Objectif
Reproduisez à l'identique chacune des entrées ci-dessous, ligne par ligne, sans rien modifier.

┄┄┄┄┄┄

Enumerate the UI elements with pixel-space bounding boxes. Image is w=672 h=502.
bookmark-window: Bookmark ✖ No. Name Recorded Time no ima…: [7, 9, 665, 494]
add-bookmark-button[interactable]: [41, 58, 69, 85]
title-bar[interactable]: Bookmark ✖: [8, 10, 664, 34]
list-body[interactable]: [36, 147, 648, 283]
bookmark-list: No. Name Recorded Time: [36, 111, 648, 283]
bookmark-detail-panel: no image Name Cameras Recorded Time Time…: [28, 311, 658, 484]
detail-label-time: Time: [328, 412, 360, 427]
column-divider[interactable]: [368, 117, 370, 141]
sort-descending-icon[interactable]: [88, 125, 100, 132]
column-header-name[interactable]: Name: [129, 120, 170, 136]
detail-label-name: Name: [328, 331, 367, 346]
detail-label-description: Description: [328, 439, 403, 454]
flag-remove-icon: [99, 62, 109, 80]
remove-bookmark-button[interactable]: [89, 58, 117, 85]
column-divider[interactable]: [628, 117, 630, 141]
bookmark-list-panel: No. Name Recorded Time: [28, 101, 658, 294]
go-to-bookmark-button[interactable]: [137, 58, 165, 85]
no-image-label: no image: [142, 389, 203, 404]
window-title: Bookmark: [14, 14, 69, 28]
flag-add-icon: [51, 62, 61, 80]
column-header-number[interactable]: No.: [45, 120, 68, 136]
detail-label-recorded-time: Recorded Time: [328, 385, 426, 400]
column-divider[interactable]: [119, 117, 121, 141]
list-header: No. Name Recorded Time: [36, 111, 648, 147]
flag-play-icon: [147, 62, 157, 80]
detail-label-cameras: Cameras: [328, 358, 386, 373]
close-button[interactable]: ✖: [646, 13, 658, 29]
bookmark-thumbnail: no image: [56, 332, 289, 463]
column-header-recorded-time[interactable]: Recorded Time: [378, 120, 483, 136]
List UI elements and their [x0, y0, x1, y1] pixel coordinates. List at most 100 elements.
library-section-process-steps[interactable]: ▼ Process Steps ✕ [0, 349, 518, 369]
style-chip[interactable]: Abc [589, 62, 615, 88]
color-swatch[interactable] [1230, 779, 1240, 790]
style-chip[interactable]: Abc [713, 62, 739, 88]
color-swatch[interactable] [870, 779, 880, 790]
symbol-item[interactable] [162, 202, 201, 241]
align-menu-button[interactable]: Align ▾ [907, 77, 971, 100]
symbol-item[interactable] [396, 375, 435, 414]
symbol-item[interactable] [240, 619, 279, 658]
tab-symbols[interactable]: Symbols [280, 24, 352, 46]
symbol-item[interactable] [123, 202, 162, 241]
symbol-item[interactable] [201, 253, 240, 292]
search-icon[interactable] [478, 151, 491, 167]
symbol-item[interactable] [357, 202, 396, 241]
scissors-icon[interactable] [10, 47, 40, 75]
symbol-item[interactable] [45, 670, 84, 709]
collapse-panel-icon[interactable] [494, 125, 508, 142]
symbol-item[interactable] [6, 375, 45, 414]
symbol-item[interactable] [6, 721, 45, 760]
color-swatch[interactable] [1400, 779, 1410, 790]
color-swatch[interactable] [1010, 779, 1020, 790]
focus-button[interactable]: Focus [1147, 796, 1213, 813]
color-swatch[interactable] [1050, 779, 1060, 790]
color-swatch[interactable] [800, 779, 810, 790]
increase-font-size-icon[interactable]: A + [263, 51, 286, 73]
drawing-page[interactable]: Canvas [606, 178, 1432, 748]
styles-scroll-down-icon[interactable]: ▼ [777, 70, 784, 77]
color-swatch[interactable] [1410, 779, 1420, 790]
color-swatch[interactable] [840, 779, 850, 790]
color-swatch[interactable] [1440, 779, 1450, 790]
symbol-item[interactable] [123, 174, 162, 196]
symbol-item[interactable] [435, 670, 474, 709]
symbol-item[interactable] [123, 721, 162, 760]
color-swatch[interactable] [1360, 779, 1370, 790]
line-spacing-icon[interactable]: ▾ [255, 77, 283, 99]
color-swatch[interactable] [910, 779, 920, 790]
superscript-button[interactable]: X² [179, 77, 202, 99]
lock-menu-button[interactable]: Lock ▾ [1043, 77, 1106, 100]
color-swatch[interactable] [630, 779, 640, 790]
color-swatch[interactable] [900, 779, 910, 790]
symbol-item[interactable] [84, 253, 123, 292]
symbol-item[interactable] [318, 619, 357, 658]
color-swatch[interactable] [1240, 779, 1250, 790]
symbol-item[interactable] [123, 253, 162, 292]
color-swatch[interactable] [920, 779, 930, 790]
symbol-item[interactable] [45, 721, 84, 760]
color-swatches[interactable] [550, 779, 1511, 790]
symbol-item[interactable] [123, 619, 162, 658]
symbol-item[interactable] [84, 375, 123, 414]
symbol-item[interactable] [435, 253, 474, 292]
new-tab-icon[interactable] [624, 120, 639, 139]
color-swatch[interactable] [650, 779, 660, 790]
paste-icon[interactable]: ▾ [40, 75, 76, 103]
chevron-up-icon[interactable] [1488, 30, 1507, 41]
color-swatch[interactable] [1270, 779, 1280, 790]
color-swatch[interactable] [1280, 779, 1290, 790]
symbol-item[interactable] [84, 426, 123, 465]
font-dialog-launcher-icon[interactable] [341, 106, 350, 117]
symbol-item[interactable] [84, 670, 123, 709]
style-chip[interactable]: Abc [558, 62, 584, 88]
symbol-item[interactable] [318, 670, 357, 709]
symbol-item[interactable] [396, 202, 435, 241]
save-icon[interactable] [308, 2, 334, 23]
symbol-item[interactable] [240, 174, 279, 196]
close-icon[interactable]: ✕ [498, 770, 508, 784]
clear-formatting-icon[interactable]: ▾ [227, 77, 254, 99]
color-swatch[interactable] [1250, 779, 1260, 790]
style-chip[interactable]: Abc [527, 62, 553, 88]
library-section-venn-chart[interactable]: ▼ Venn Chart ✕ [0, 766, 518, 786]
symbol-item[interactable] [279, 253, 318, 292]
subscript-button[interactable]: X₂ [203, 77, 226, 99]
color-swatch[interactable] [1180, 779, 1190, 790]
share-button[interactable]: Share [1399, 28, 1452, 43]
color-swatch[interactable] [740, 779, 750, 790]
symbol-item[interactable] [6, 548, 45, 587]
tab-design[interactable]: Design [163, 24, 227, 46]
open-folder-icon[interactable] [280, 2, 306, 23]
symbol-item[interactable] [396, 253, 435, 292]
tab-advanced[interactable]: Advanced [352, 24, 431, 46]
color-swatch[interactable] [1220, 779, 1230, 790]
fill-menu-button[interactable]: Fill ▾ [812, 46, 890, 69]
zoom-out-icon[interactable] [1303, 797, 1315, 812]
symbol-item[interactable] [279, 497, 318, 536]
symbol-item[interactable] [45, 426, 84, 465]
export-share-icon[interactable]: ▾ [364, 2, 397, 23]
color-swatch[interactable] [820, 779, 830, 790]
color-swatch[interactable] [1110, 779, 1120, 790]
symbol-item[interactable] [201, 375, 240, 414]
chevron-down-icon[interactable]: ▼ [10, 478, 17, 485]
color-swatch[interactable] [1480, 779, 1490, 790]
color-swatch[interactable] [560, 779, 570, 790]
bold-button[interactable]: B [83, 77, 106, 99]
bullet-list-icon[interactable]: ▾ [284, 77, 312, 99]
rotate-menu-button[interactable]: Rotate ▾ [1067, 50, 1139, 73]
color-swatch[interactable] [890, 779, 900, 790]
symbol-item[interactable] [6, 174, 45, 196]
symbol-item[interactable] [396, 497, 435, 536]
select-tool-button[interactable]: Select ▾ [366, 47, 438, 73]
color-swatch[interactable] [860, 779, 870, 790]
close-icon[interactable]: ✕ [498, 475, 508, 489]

┄┄┄┄┄┄

Résultat obtenu
Enumerate the UI elements with pixel-space bounding boxes. Image is w=672 h=502.
bookmark-window: Bookmark ✖ No. Name Recorded Time no ima…: [7, 9, 665, 494]
add-bookmark-button[interactable]: [41, 58, 69, 85]
title-bar[interactable]: Bookmark ✖: [8, 10, 664, 34]
list-body[interactable]: [36, 147, 648, 283]
bookmark-list: No. Name Recorded Time: [36, 111, 648, 283]
bookmark-detail-panel: no image Name Cameras Recorded Time Time…: [28, 311, 658, 484]
detail-label-time: Time: [328, 412, 360, 427]
column-divider[interactable]: [368, 117, 370, 141]
sort-descending-icon[interactable]: [88, 125, 100, 132]
column-header-name[interactable]: Name: [129, 120, 170, 136]
detail-label-name: Name: [328, 331, 367, 346]
detail-label-description: Description: [328, 439, 403, 454]
flag-remove-icon: [99, 62, 109, 80]
remove-bookmark-button[interactable]: [89, 58, 117, 85]
column-divider[interactable]: [628, 117, 630, 141]
bookmark-list-panel: No. Name Recorded Time: [28, 101, 658, 294]
go-to-bookmark-button[interactable]: [137, 58, 165, 85]
no-image-label: no image: [142, 389, 203, 404]
window-title: Bookmark: [14, 14, 69, 28]
flag-add-icon: [51, 62, 61, 80]
column-header-number[interactable]: No.: [45, 120, 68, 136]
detail-label-recorded-time: Recorded Time: [328, 385, 426, 400]
column-divider[interactable]: [119, 117, 121, 141]
list-header: No. Name Recorded Time: [36, 111, 648, 147]
flag-play-icon: [147, 62, 157, 80]
detail-label-cameras: Cameras: [328, 358, 386, 373]
close-button[interactable]: ✖: [646, 13, 658, 29]
bookmark-thumbnail: no image: [56, 332, 289, 463]
column-header-recorded-time[interactable]: Recorded Time: [378, 120, 483, 136]
List UI elements and their [x0, y0, x1, y1] pixel coordinates. List at most 100 elements.
library-section-process-steps[interactable]: ▼ Process Steps ✕ [0, 349, 518, 369]
style-chip[interactable]: Abc [589, 62, 615, 88]
color-swatch[interactable] [1230, 779, 1240, 790]
style-chip[interactable]: Abc [713, 62, 739, 88]
color-swatch[interactable] [870, 779, 880, 790]
symbol-item[interactable] [162, 202, 201, 241]
align-menu-button[interactable]: Align ▾ [907, 77, 971, 100]
symbol-item[interactable] [396, 375, 435, 414]
symbol-item[interactable] [240, 619, 279, 658]
tab-symbols[interactable]: Symbols [280, 24, 352, 46]
symbol-item[interactable] [123, 202, 162, 241]
symbol-item[interactable] [201, 253, 240, 292]
search-icon[interactable] [478, 151, 491, 167]
symbol-item[interactable] [357, 202, 396, 241]
scissors-icon[interactable] [10, 47, 40, 75]
symbol-item[interactable] [45, 670, 84, 709]
collapse-panel-icon[interactable] [494, 125, 508, 142]
symbol-item[interactable] [6, 375, 45, 414]
symbol-item[interactable] [6, 721, 45, 760]
color-swatch[interactable] [1400, 779, 1410, 790]
color-swatch[interactable] [1010, 779, 1020, 790]
focus-button[interactable]: Focus [1147, 796, 1213, 813]
color-swatch[interactable] [1050, 779, 1060, 790]
color-swatch[interactable] [800, 779, 810, 790]
increase-font-size-icon[interactable]: A + [263, 51, 286, 73]
drawing-page[interactable]: Canvas [606, 178, 1432, 748]
styles-scroll-down-icon[interactable]: ▼ [777, 70, 784, 77]
color-swatch[interactable] [1410, 779, 1420, 790]
color-swatch[interactable] [840, 779, 850, 790]
color-swatch[interactable] [1440, 779, 1450, 790]
symbol-item[interactable] [123, 174, 162, 196]
symbol-item[interactable] [435, 670, 474, 709]
symbol-item[interactable] [123, 721, 162, 760]
color-swatch[interactable] [1360, 779, 1370, 790]
line-spacing-icon[interactable]: ▾ [255, 77, 283, 99]
color-swatch[interactable] [910, 779, 920, 790]
superscript-button[interactable]: X² [179, 77, 202, 99]
lock-menu-button[interactable]: Lock ▾ [1043, 77, 1106, 100]
color-swatch[interactable] [630, 779, 640, 790]
color-swatch[interactable] [900, 779, 910, 790]
symbol-item[interactable] [84, 253, 123, 292]
symbol-item[interactable] [318, 619, 357, 658]
color-swatch[interactable] [1240, 779, 1250, 790]
symbol-item[interactable] [123, 253, 162, 292]
color-swatch[interactable] [920, 779, 930, 790]
symbol-item[interactable] [45, 721, 84, 760]
color-swatches[interactable] [550, 779, 1511, 790]
symbol-item[interactable] [123, 619, 162, 658]
symbol-item[interactable] [84, 375, 123, 414]
symbol-item[interactable] [435, 253, 474, 292]
new-tab-icon[interactable] [624, 120, 639, 139]
color-swatch[interactable] [650, 779, 660, 790]
paste-icon[interactable]: ▾ [40, 75, 76, 103]
chevron-up-icon[interactable] [1488, 30, 1507, 41]
color-swatch[interactable] [1270, 779, 1280, 790]
color-swatch[interactable] [1280, 779, 1290, 790]
symbol-item[interactable] [84, 426, 123, 465]
font-dialog-launcher-icon[interactable] [341, 106, 350, 117]
symbol-item[interactable] [84, 670, 123, 709]
style-chip[interactable]: Abc [558, 62, 584, 88]
symbol-item[interactable] [318, 670, 357, 709]
symbol-item[interactable] [396, 202, 435, 241]
save-icon[interactable] [308, 2, 334, 23]
symbol-item[interactable] [240, 174, 279, 196]
close-icon[interactable]: ✕ [498, 770, 508, 784]
clear-formatting-icon[interactable]: ▾ [227, 77, 254, 99]
color-swatch[interactable] [1250, 779, 1260, 790]
style-chip[interactable]: Abc [527, 62, 553, 88]
library-section-venn-chart[interactable]: ▼ Venn Chart ✕ [0, 766, 518, 786]
symbol-item[interactable] [279, 253, 318, 292]
subscript-button[interactable]: X₂ [203, 77, 226, 99]
color-swatch[interactable] [1180, 779, 1190, 790]
share-button[interactable]: Share [1399, 28, 1452, 43]
color-swatch[interactable] [740, 779, 750, 790]
symbol-item[interactable] [6, 548, 45, 587]
tab-design[interactable]: Design [163, 24, 227, 46]
open-folder-icon[interactable] [280, 2, 306, 23]
symbol-item[interactable] [396, 253, 435, 292]
tab-advanced[interactable]: Advanced [352, 24, 431, 46]
color-swatch[interactable] [1220, 779, 1230, 790]
fill-menu-button[interactable]: Fill ▾ [812, 46, 890, 69]
zoom-out-icon[interactable] [1303, 797, 1315, 812]
symbol-item[interactable] [279, 497, 318, 536]
symbol-item[interactable] [45, 426, 84, 465]
export-share-icon[interactable]: ▾ [364, 2, 397, 23]
color-swatch[interactable] [820, 779, 830, 790]
color-swatch[interactable] [1110, 779, 1120, 790]
symbol-item[interactable] [201, 375, 240, 414]
chevron-down-icon[interactable]: ▼ [10, 478, 17, 485]
color-swatch[interactable] [1480, 779, 1490, 790]
color-swatch[interactable] [560, 779, 570, 790]
bold-button[interactable]: B [83, 77, 106, 99]
bullet-list-icon[interactable]: ▾ [284, 77, 312, 99]
rotate-menu-button[interactable]: Rotate ▾ [1067, 50, 1139, 73]
color-swatch[interactable] [890, 779, 900, 790]
symbol-item[interactable] [6, 174, 45, 196]
symbol-item[interactable] [396, 497, 435, 536]
select-tool-button[interactable]: Select ▾ [366, 47, 438, 73]
color-swatch[interactable] [860, 779, 870, 790]
close-icon[interactable]: ✕ [498, 475, 508, 489]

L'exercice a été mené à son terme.